Exercise brief:
State the number of lines that contain the word "Primary", and add nothing else.

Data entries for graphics
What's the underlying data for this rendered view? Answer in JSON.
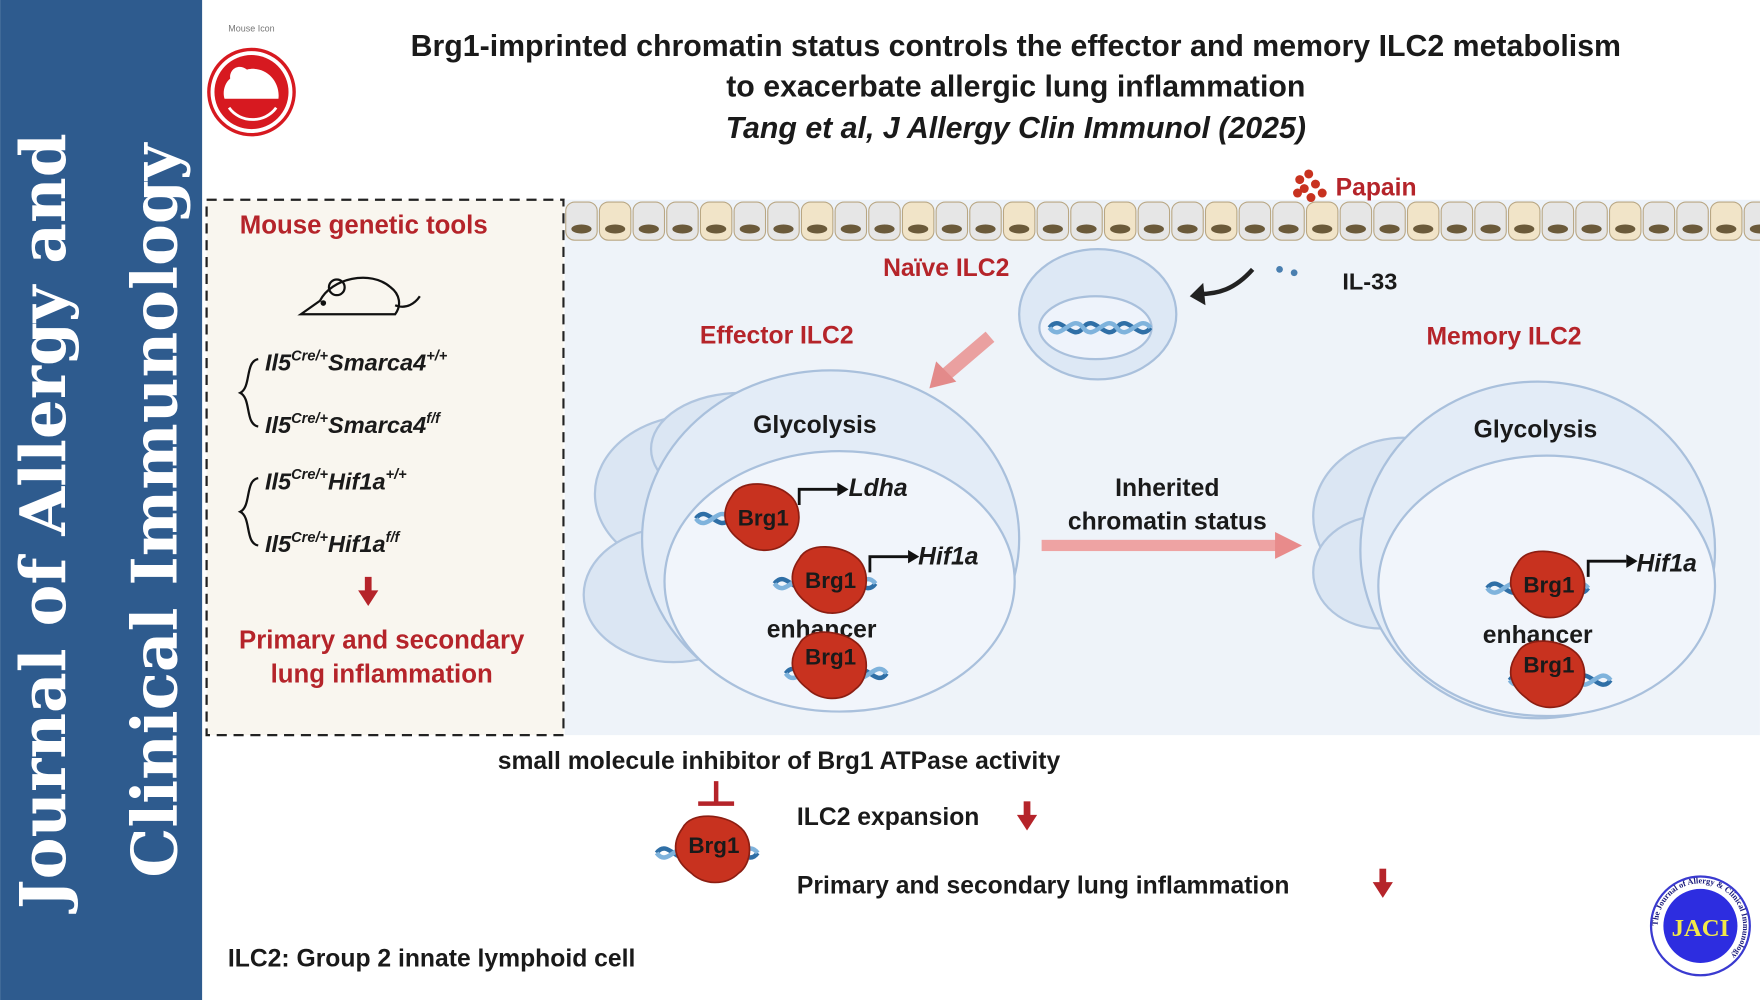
{
  "sidebar": {
    "line1": "Journal of Allergy and",
    "line2": "Clinical Immunology",
    "color": "#2e5b8e"
  },
  "logo": {
    "caption": "Mouse Icon",
    "icon": "mouse-icon",
    "color": "#d71920"
  },
  "title": {
    "line1": "Brg1-imprinted chromatin status controls the effector and memory ILC2 metabolism",
    "line2": "to exacerbate allergic lung inflammation",
    "citation": "Tang et al, J Allergy Clin Immunol (2025)"
  },
  "left_panel": {
    "heading": "Mouse genetic tools",
    "genotypes": [
      {
        "base": "Il5",
        "sup1": "Cre/+",
        "gene": "Smarca4",
        "sup2": "+/+"
      },
      {
        "base": "Il5",
        "sup1": "Cre/+",
        "gene": "Smarca4",
        "sup2": "f/f"
      },
      {
        "base": "Il5",
        "sup1": "Cre/+",
        "gene": "Hif1a",
        "sup2": "+/+"
      },
      {
        "base": "Il5",
        "sup1": "Cre/+",
        "gene": "Hif1a",
        "sup2": "f/f"
      }
    ],
    "outcome_line1": "Primary and secondary",
    "outcome_line2": "lung inflammation"
  },
  "diagram": {
    "papain": "Papain",
    "il33": "IL-33",
    "naive": "Naïve ILC2",
    "effector": "Effector ILC2",
    "memory": "Memory ILC2",
    "glycolysis": "Glycolysis",
    "brg1": "Brg1",
    "ldha": "Ldha",
    "hif1a": "Hif1a",
    "enhancer": "enhancer",
    "inherited_line1": "Inherited",
    "inherited_line2": "chromatin status"
  },
  "bottom": {
    "inhibitor": "small molecule inhibitor of Brg1 ATPase activity",
    "expansion": "ILC2 expansion",
    "inflammation": "Primary and secondary lung inflammation",
    "footnote": "ILC2: Group 2 innate lymphoid cell"
  },
  "jaci_logo": {
    "text": "JACI",
    "ring_text": "The Journal of Allergy & Clinical Immunology"
  }
}
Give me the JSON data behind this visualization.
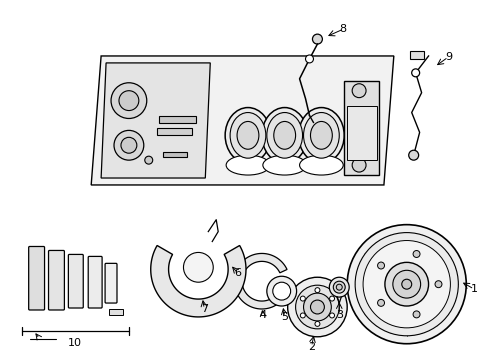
{
  "background_color": "#ffffff",
  "line_color": "#000000",
  "fig_width": 4.89,
  "fig_height": 3.6,
  "dpi": 100
}
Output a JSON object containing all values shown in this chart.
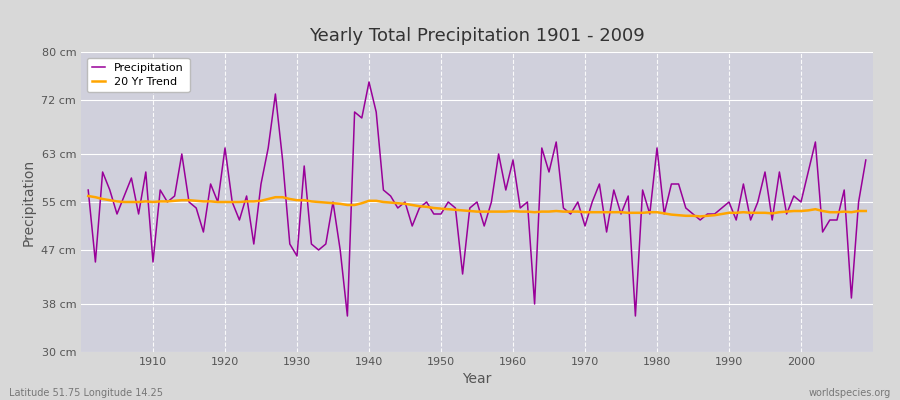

Solution for this exercise:
2